Prompt: Please retype the records below exactly, leaving out any pictures.

The records:
───
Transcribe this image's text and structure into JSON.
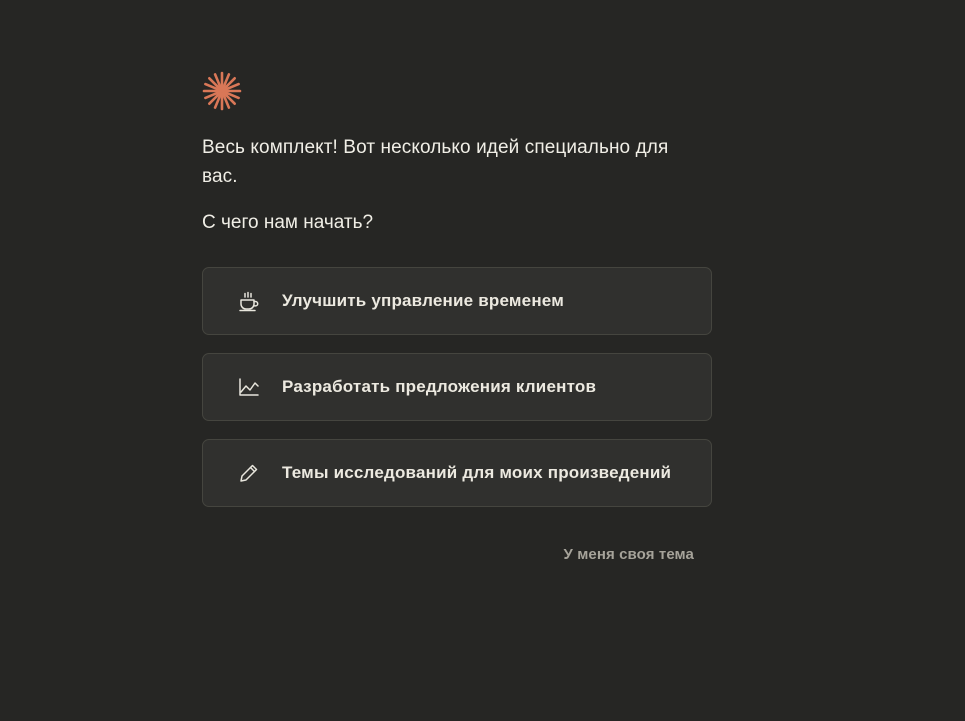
{
  "brand": {
    "logo_icon": "sparkle-asterisk-icon",
    "accent_color": "#d97757"
  },
  "intro": {
    "headline": "Весь комплект! Вот несколько идей специально для вас.",
    "question": "С чего нам начать?"
  },
  "options": [
    {
      "icon": "coffee-cup-icon",
      "label": "Улучшить управление временем"
    },
    {
      "icon": "line-chart-icon",
      "label": "Разработать предложения клиентов"
    },
    {
      "icon": "pencil-icon",
      "label": "Темы исследований для моих произведений"
    }
  ],
  "own_topic_link": "У меня своя тема"
}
───
Result of this task:
Transcribe this image's text and structure into JSON.
{
  "brand": {
    "logo_icon": "sparkle-asterisk-icon",
    "accent_color": "#d97757"
  },
  "intro": {
    "headline": "Весь комплект! Вот несколько идей специально для вас.",
    "question": "С чего нам начать?"
  },
  "options": [
    {
      "icon": "coffee-cup-icon",
      "label": "Улучшить управление временем"
    },
    {
      "icon": "line-chart-icon",
      "label": "Разработать предложения клиентов"
    },
    {
      "icon": "pencil-icon",
      "label": "Темы исследований для моих произведений"
    }
  ],
  "own_topic_link": "У меня своя тема"
}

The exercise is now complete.